### Figure collection entries:
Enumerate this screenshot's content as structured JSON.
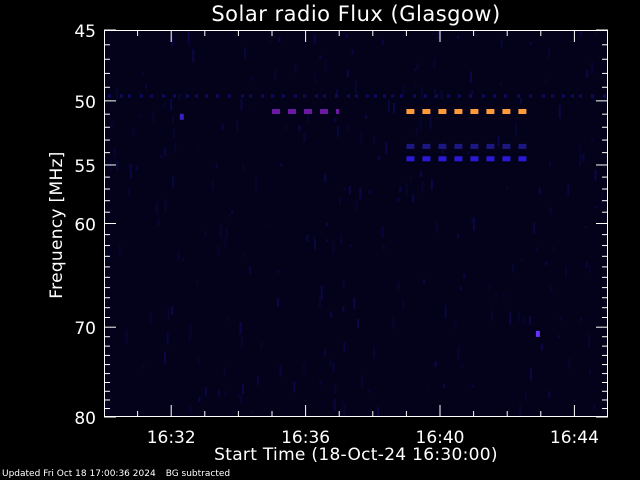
{
  "chart_data": {
    "type": "heatmap",
    "title": "Solar radio Flux (Glasgow)",
    "xlabel": "Start Time (18-Oct-24 16:30:00)",
    "ylabel": "Frequency [MHz]",
    "x_range_minutes": [
      "16:30",
      "16:45"
    ],
    "x_ticks": [
      "16:32",
      "16:36",
      "16:40",
      "16:44"
    ],
    "y_range_mhz": [
      80,
      45
    ],
    "y_scale": "log",
    "y_ticks": [
      "45",
      "50",
      "55",
      "60",
      "70",
      "80"
    ],
    "background_color": "#03021a",
    "features": [
      {
        "time_start": "16:35.0",
        "time_end": "16:37.0",
        "freq_mhz": 50.8,
        "intensity": "medium",
        "color": "#6a1aa0"
      },
      {
        "time_start": "16:39.0",
        "time_end": "16:42.8",
        "freq_mhz": 50.8,
        "intensity": "high",
        "color": "#ff9a3a"
      },
      {
        "time_start": "16:39.0",
        "time_end": "16:42.8",
        "freq_mhz": 53.5,
        "intensity": "low",
        "color": "#1a1880"
      },
      {
        "time_start": "16:39.0",
        "time_end": "16:42.8",
        "freq_mhz": 54.5,
        "intensity": "low-medium",
        "color": "#2a1ad8"
      },
      {
        "time_start": "16:32.3",
        "time_end": "16:32.3",
        "freq_mhz": 51.2,
        "intensity": "low",
        "color": "#3a20c0"
      },
      {
        "time_start": "16:42.9",
        "time_end": "16:42.9",
        "freq_mhz": 70.7,
        "intensity": "medium",
        "color": "#6a30ff"
      }
    ]
  },
  "footer": {
    "updated": "Updated Fri Oct 18 17:00:36 2024",
    "bg_note": "BG subtracted"
  }
}
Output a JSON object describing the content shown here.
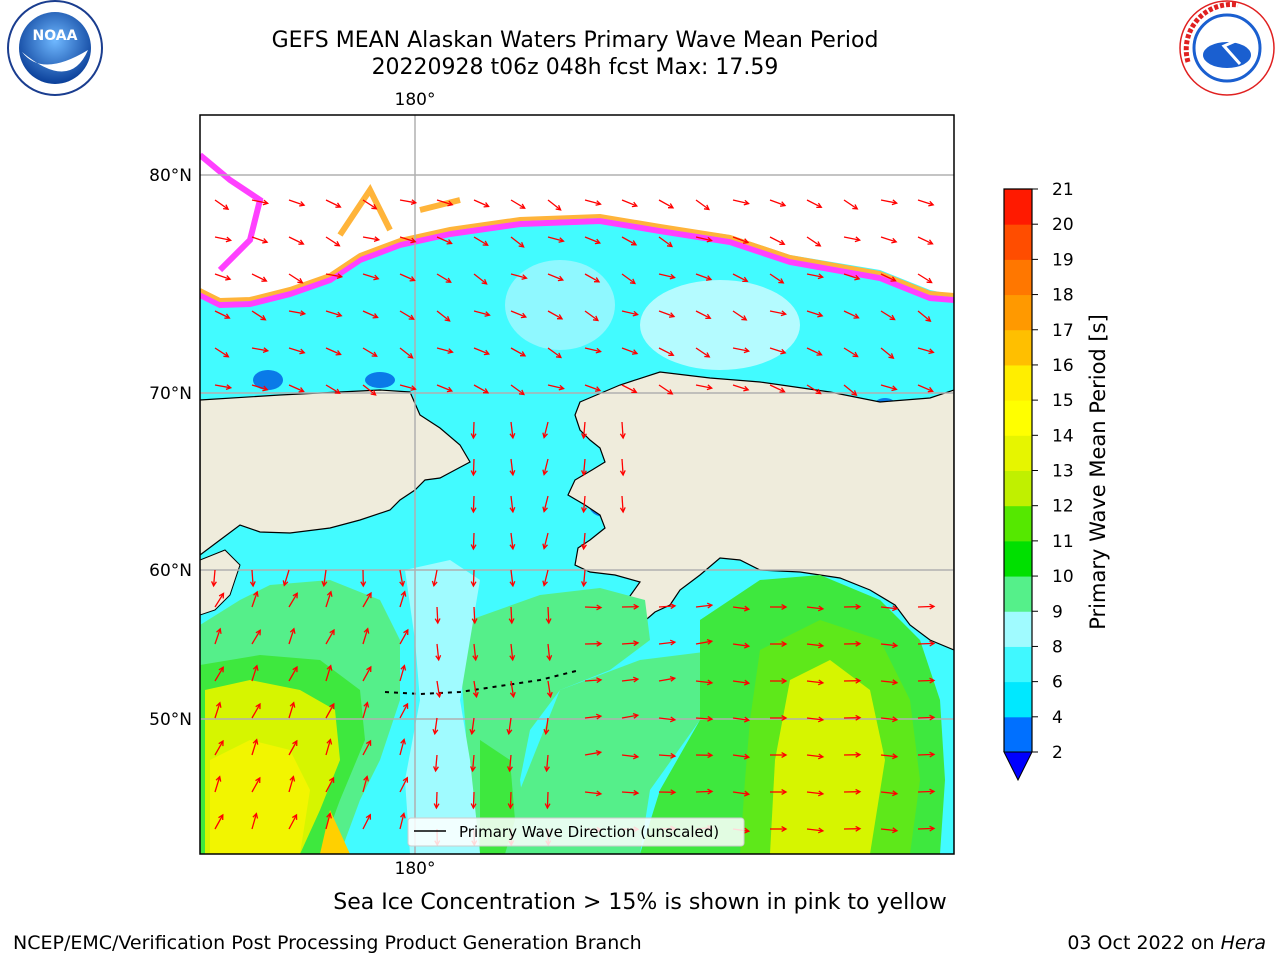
{
  "header": {
    "title_line1": "GEFS MEAN Alaskan Waters Primary Wave Mean Period",
    "title_line2": "20220928 t06z 048h fcst   Max: 17.59"
  },
  "logos": {
    "left": "NOAA",
    "right": "NATIONAL WEATHER SERVICE"
  },
  "map": {
    "lat_labels": [
      "80°N",
      "70°N",
      "60°N",
      "50°N"
    ],
    "lon_label_top": "180°",
    "lon_label_bottom": "180°",
    "legend_label": "Primary Wave Direction (unscaled)",
    "colors": {
      "land": "#efecdc",
      "arrow": "#ff0000",
      "ice": "#ff40ff"
    }
  },
  "colorbar": {
    "label": "Primary Wave Mean Period [s]",
    "ticks": [
      "2",
      "4",
      "6",
      "8",
      "9",
      "10",
      "11",
      "12",
      "13",
      "14",
      "15",
      "16",
      "17",
      "18",
      "19",
      "20",
      "21"
    ],
    "colors": [
      "#0070ff",
      "#00e8ff",
      "#40f8ff",
      "#a0fbff",
      "#55f08a",
      "#00e000",
      "#55e800",
      "#c0f000",
      "#e6f500",
      "#ffff00",
      "#ffee00",
      "#ffbf00",
      "#ff9900",
      "#ff7700",
      "#ff4d00",
      "#ff1a00"
    ],
    "under_color": "#0000ff"
  },
  "caption": "Sea Ice Concentration > 15% is shown in pink to yellow",
  "footer": {
    "left": "NCEP/EMC/Verification Post Processing Product Generation Branch",
    "right_prefix": "03 Oct 2022 on ",
    "right_host": "Hera"
  }
}
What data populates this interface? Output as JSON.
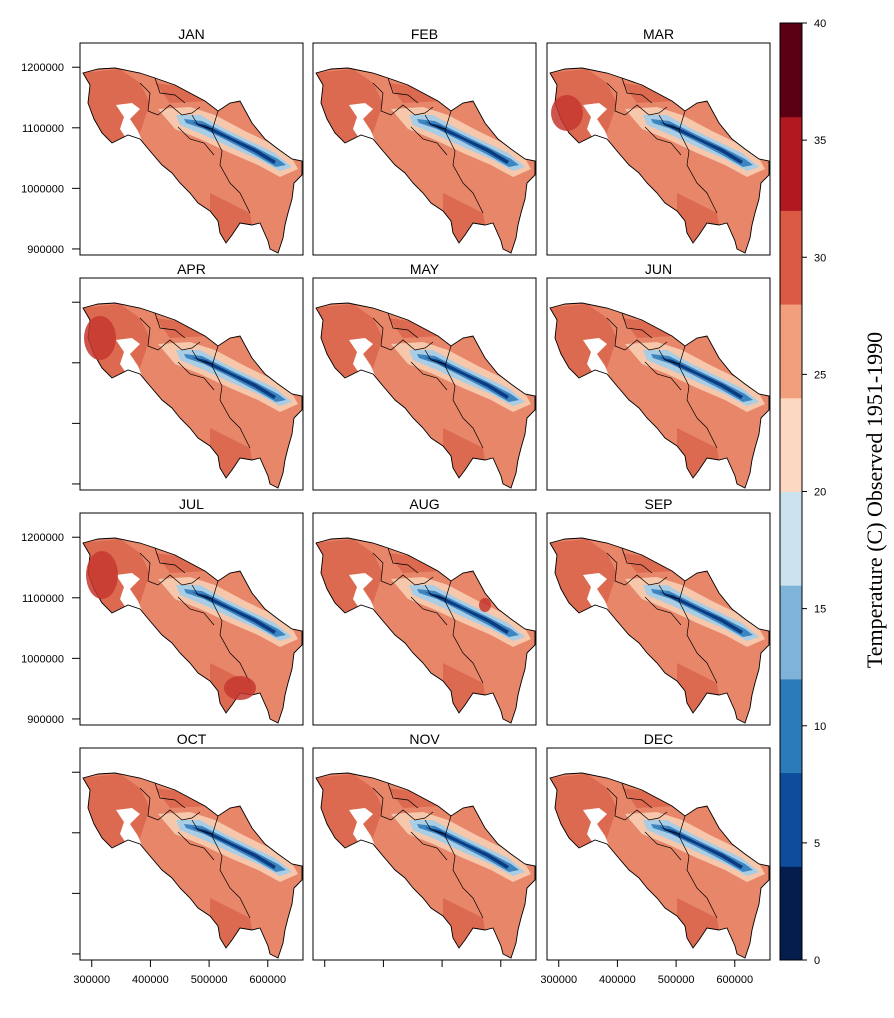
{
  "months": [
    "JAN",
    "FEB",
    "MAR",
    "APR",
    "MAY",
    "JUN",
    "JUL",
    "AUG",
    "SEP",
    "OCT",
    "NOV",
    "DEC"
  ],
  "y_axis": {
    "ticks": [
      1200000,
      1100000,
      1000000,
      900000
    ],
    "labels": [
      "1200000",
      "1100000",
      "1000000",
      "900000"
    ]
  },
  "x_axis": {
    "ticks": [
      300000,
      400000,
      500000,
      600000
    ],
    "labels": [
      "300000",
      "400000",
      "500000",
      "600000"
    ]
  },
  "colorbar": {
    "title": "Temperature (C) Observed 1951-1990",
    "ticks": [
      "0",
      "5",
      "10",
      "15",
      "20",
      "25",
      "30",
      "35",
      "40"
    ],
    "colors": [
      "#041d4c",
      "#0e4d9c",
      "#2b7bba",
      "#80b3da",
      "#cbe2ef",
      "#fbd8bf",
      "#f19f7c",
      "#db5a44",
      "#b1181f",
      "#5b0014"
    ]
  },
  "palette": {
    "warm": "#e8866a",
    "hot": "#dc6a50",
    "hotter": "#c5372f",
    "pale": "#f6c7ab",
    "cool": "#a9cde4",
    "cold": "#3d85c1",
    "coldest": "#0b3b80"
  },
  "chart_data": {
    "type": "heatmap",
    "description_free": true,
    "panels": [
      "JAN",
      "FEB",
      "MAR",
      "APR",
      "MAY",
      "JUN",
      "JUL",
      "AUG",
      "SEP",
      "OCT",
      "NOV",
      "DEC"
    ],
    "x_range": [
      280000,
      660000
    ],
    "y_range": [
      890000,
      1240000
    ],
    "color_scale": {
      "min": 0,
      "max": 40,
      "step": 4
    }
  }
}
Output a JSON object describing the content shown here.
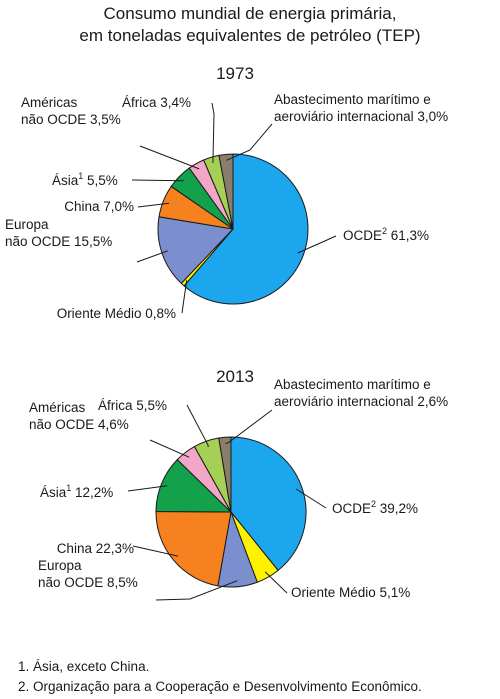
{
  "title": {
    "line1": "Consumo mundial de energia primária,",
    "line2": "em toneladas equivalentes de petróleo (TEP)"
  },
  "footnotes": [
    "1. Ásia, exceto China.",
    "2. Organização para a Cooperação e Desenvolvimento Econômico."
  ],
  "colors": {
    "OCDE": "#1ba6ee",
    "Oriente Médio": "#fff200",
    "Europa": "#7b8fce",
    "China": "#f5821f",
    "Ásia": "#13a14b",
    "Américas": "#f2a7c9",
    "África": "#a6cf55",
    "Abastecimento": "#8b7d6b"
  },
  "chart_data": [
    {
      "type": "pie",
      "title": "1973",
      "slices": [
        {
          "label": "OCDE",
          "sup": "2",
          "value": 61.3,
          "text": "61,3%"
        },
        {
          "label": "Oriente Médio",
          "value": 0.8,
          "text": "0,8%"
        },
        {
          "label": "Europa não OCDE",
          "value": 15.5,
          "text": "15,5%"
        },
        {
          "label": "China",
          "value": 7.0,
          "text": "7,0%"
        },
        {
          "label": "Ásia",
          "sup": "1",
          "value": 5.5,
          "text": "5,5%"
        },
        {
          "label": "Américas não OCDE",
          "value": 3.5,
          "text": "3,5%"
        },
        {
          "label": "África",
          "value": 3.4,
          "text": "3,4%"
        },
        {
          "label": "Abastecimento marítimo e aeroviário internacional",
          "value": 3.0,
          "text": "3,0%"
        }
      ]
    },
    {
      "type": "pie",
      "title": "2013",
      "slices": [
        {
          "label": "OCDE",
          "sup": "2",
          "value": 39.2,
          "text": "39,2%"
        },
        {
          "label": "Oriente Médio",
          "value": 5.1,
          "text": "5,1%"
        },
        {
          "label": "Europa não OCDE",
          "value": 8.5,
          "text": "8,5%"
        },
        {
          "label": "China",
          "value": 22.3,
          "text": "22,3%"
        },
        {
          "label": "Ásia",
          "sup": "1",
          "value": 12.2,
          "text": "12,2%"
        },
        {
          "label": "Américas não OCDE",
          "value": 4.6,
          "text": "4,6%"
        },
        {
          "label": "África",
          "value": 5.5,
          "text": "5,5%"
        },
        {
          "label": "Abastecimento marítimo e aeroviário internacional",
          "value": 2.6,
          "text": "2,6%"
        }
      ]
    }
  ]
}
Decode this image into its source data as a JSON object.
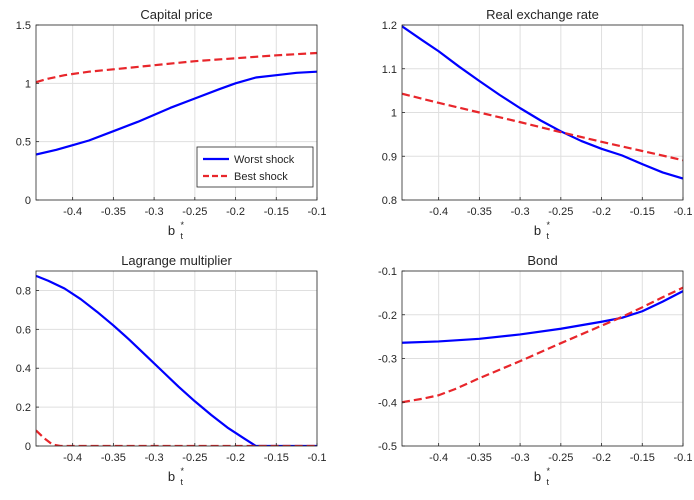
{
  "colors": {
    "worst": "#0000ff",
    "best": "#e8262b",
    "axis": "#262626",
    "grid": "#dfdfdf"
  },
  "legend": {
    "worst_label": "Worst shock",
    "best_label": "Best shock",
    "placement": "bottom-right (Capital price panel)"
  },
  "chart_data": [
    {
      "type": "line",
      "title": "Capital price",
      "xlabel": "b*t",
      "xlabel_base": "b",
      "xlabel_sup": "*",
      "xlabel_sub": "t",
      "xlim": [
        -0.445,
        -0.1
      ],
      "ylim": [
        0,
        1.5
      ],
      "grid": true,
      "xticks": [
        -0.4,
        -0.35,
        -0.3,
        -0.25,
        -0.2,
        -0.15,
        -0.1
      ],
      "xtick_labels": [
        "-0.4",
        "-0.35",
        "-0.3",
        "-0.25",
        "-0.2",
        "-0.15",
        "-0.1"
      ],
      "yticks": [
        0,
        0.5,
        1,
        1.5
      ],
      "ytick_labels": [
        "0",
        "0.5",
        "1",
        "1.5"
      ],
      "series": [
        {
          "name": "Worst shock",
          "style": "solid",
          "x": [
            -0.445,
            -0.42,
            -0.4,
            -0.38,
            -0.35,
            -0.32,
            -0.3,
            -0.28,
            -0.25,
            -0.22,
            -0.2,
            -0.175,
            -0.15,
            -0.125,
            -0.1
          ],
          "y": [
            0.39,
            0.43,
            0.47,
            0.51,
            0.59,
            0.67,
            0.73,
            0.79,
            0.87,
            0.95,
            1.0,
            1.05,
            1.07,
            1.09,
            1.1
          ]
        },
        {
          "name": "Best shock",
          "style": "dashed",
          "x": [
            -0.445,
            -0.43,
            -0.41,
            -0.4,
            -0.38,
            -0.35,
            -0.3,
            -0.25,
            -0.2,
            -0.15,
            -0.1
          ],
          "y": [
            1.01,
            1.04,
            1.07,
            1.08,
            1.1,
            1.12,
            1.155,
            1.19,
            1.215,
            1.24,
            1.26
          ]
        }
      ]
    },
    {
      "type": "line",
      "title": "Real exchange rate",
      "xlabel": "b*t",
      "xlabel_base": "b",
      "xlabel_sup": "*",
      "xlabel_sub": "t",
      "xlim": [
        -0.445,
        -0.1
      ],
      "ylim": [
        0.8,
        1.2
      ],
      "grid": true,
      "xticks": [
        -0.4,
        -0.35,
        -0.3,
        -0.25,
        -0.2,
        -0.15,
        -0.1
      ],
      "xtick_labels": [
        "-0.4",
        "-0.35",
        "-0.3",
        "-0.25",
        "-0.2",
        "-0.15",
        "-0.1"
      ],
      "yticks": [
        0.8,
        0.9,
        1.0,
        1.1,
        1.2
      ],
      "ytick_labels": [
        "0.8",
        "0.9",
        "1",
        "1.1",
        "1.2"
      ],
      "series": [
        {
          "name": "Worst shock",
          "style": "solid",
          "x": [
            -0.445,
            -0.42,
            -0.4,
            -0.375,
            -0.35,
            -0.325,
            -0.3,
            -0.275,
            -0.25,
            -0.225,
            -0.2,
            -0.175,
            -0.15,
            -0.125,
            -0.1
          ],
          "y": [
            1.197,
            1.165,
            1.14,
            1.105,
            1.072,
            1.04,
            1.01,
            0.982,
            0.957,
            0.935,
            0.917,
            0.902,
            0.882,
            0.863,
            0.849
          ]
        },
        {
          "name": "Best shock",
          "style": "dashed",
          "x": [
            -0.445,
            -0.4,
            -0.35,
            -0.3,
            -0.25,
            -0.2,
            -0.15,
            -0.1
          ],
          "y": [
            1.043,
            1.022,
            1.0,
            0.978,
            0.955,
            0.933,
            0.912,
            0.891
          ]
        }
      ]
    },
    {
      "type": "line",
      "title": "Lagrange multiplier",
      "xlabel": "b*t",
      "xlabel_base": "b",
      "xlabel_sup": "*",
      "xlabel_sub": "t",
      "xlim": [
        -0.445,
        -0.1
      ],
      "ylim": [
        0,
        0.9
      ],
      "grid": true,
      "xticks": [
        -0.4,
        -0.35,
        -0.3,
        -0.25,
        -0.2,
        -0.15,
        -0.1
      ],
      "xtick_labels": [
        "-0.4",
        "-0.35",
        "-0.3",
        "-0.25",
        "-0.2",
        "-0.15",
        "-0.1"
      ],
      "yticks": [
        0,
        0.2,
        0.4,
        0.6,
        0.8
      ],
      "ytick_labels": [
        "0",
        "0.2",
        "0.4",
        "0.6",
        "0.8"
      ],
      "series": [
        {
          "name": "Worst shock",
          "style": "solid",
          "x": [
            -0.445,
            -0.43,
            -0.41,
            -0.39,
            -0.37,
            -0.35,
            -0.33,
            -0.31,
            -0.29,
            -0.27,
            -0.25,
            -0.23,
            -0.21,
            -0.19,
            -0.175,
            -0.15,
            -0.125,
            -0.1
          ],
          "y": [
            0.875,
            0.85,
            0.81,
            0.755,
            0.69,
            0.62,
            0.545,
            0.465,
            0.385,
            0.305,
            0.23,
            0.16,
            0.095,
            0.04,
            0.0,
            0.0,
            0.0,
            0.0
          ]
        },
        {
          "name": "Best shock",
          "style": "dashed",
          "x": [
            -0.445,
            -0.435,
            -0.425,
            -0.415,
            -0.4,
            -0.3,
            -0.2,
            -0.1
          ],
          "y": [
            0.08,
            0.04,
            0.008,
            0.0,
            0.0,
            0.0,
            0.0,
            0.0
          ]
        }
      ]
    },
    {
      "type": "line",
      "title": "Bond",
      "xlabel": "b*t",
      "xlabel_base": "b",
      "xlabel_sup": "*",
      "xlabel_sub": "t",
      "xlim": [
        -0.445,
        -0.1
      ],
      "ylim": [
        -0.5,
        -0.1
      ],
      "grid": true,
      "xticks": [
        -0.4,
        -0.35,
        -0.3,
        -0.25,
        -0.2,
        -0.15,
        -0.1
      ],
      "xtick_labels": [
        "-0.4",
        "-0.35",
        "-0.3",
        "-0.25",
        "-0.2",
        "-0.15",
        "-0.1"
      ],
      "yticks": [
        -0.5,
        -0.4,
        -0.3,
        -0.2,
        -0.1
      ],
      "ytick_labels": [
        "-0.5",
        "-0.4",
        "-0.3",
        "-0.2",
        "-0.1"
      ],
      "series": [
        {
          "name": "Worst shock",
          "style": "solid",
          "x": [
            -0.445,
            -0.4,
            -0.35,
            -0.3,
            -0.25,
            -0.2,
            -0.175,
            -0.15,
            -0.125,
            -0.1
          ],
          "y": [
            -0.264,
            -0.261,
            -0.255,
            -0.245,
            -0.232,
            -0.216,
            -0.207,
            -0.192,
            -0.17,
            -0.146
          ]
        },
        {
          "name": "Best shock",
          "style": "dashed",
          "x": [
            -0.445,
            -0.42,
            -0.4,
            -0.38,
            -0.35,
            -0.3,
            -0.25,
            -0.2,
            -0.175,
            -0.15,
            -0.125,
            -0.1
          ],
          "y": [
            -0.4,
            -0.392,
            -0.384,
            -0.37,
            -0.345,
            -0.306,
            -0.265,
            -0.225,
            -0.205,
            -0.183,
            -0.16,
            -0.138
          ]
        }
      ]
    }
  ]
}
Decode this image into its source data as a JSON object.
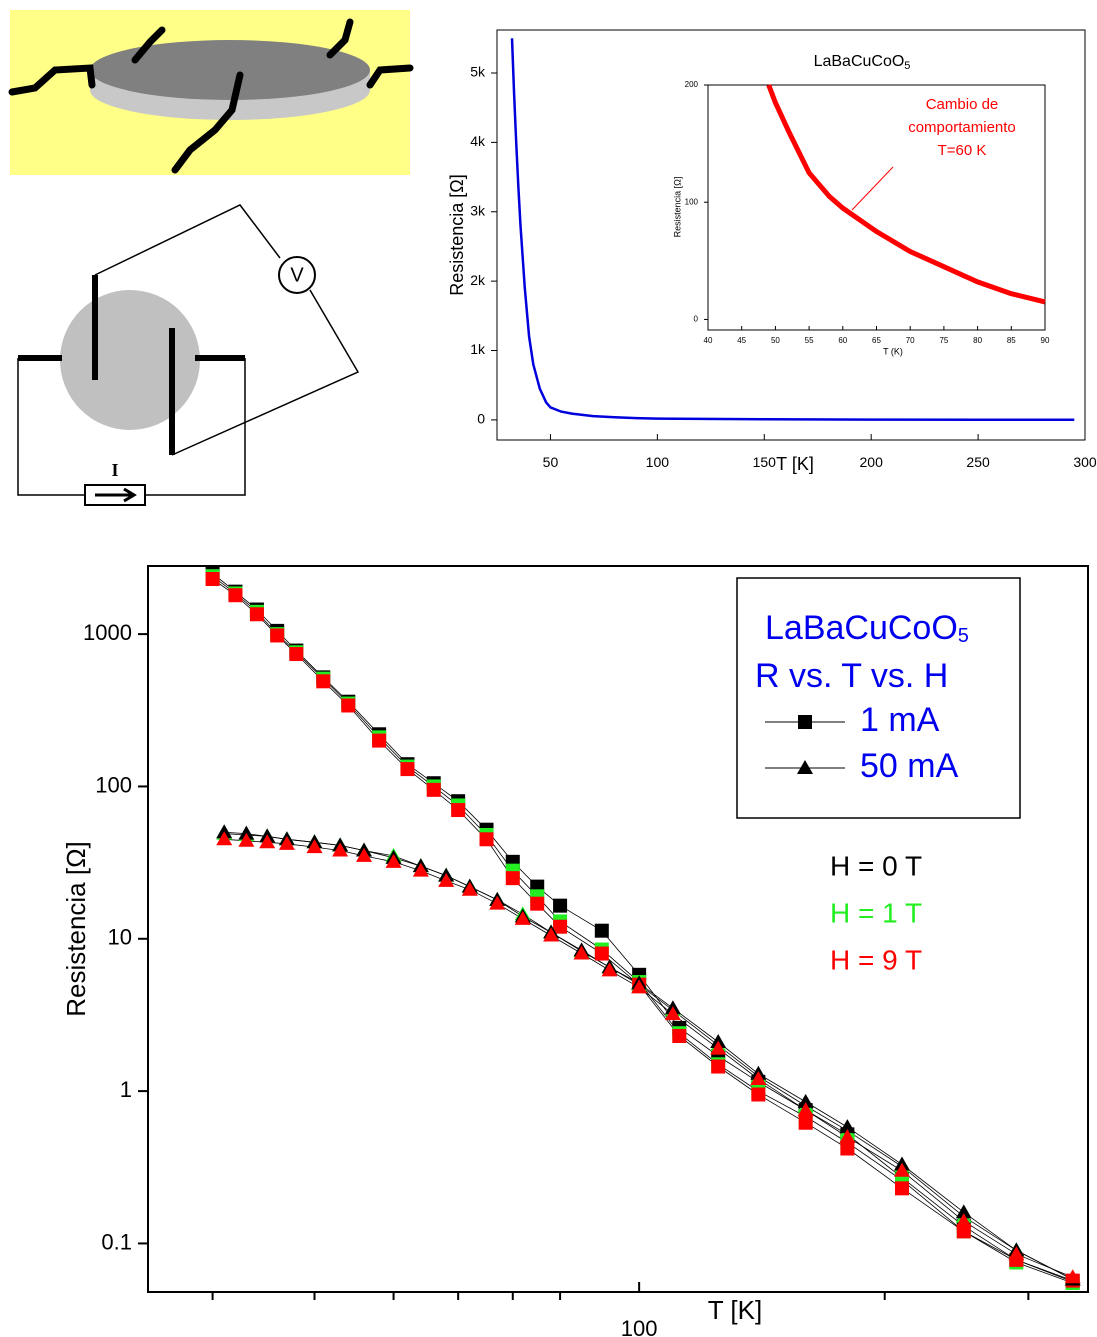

### EXERCISE:
Look for the word "left" in every line of the listing and copy the lines that have it.

### FINAL RESULT:
    "left": "NOAA",
    "left": "NCEP/EMC/Verification Post Processing Product Generation Branch",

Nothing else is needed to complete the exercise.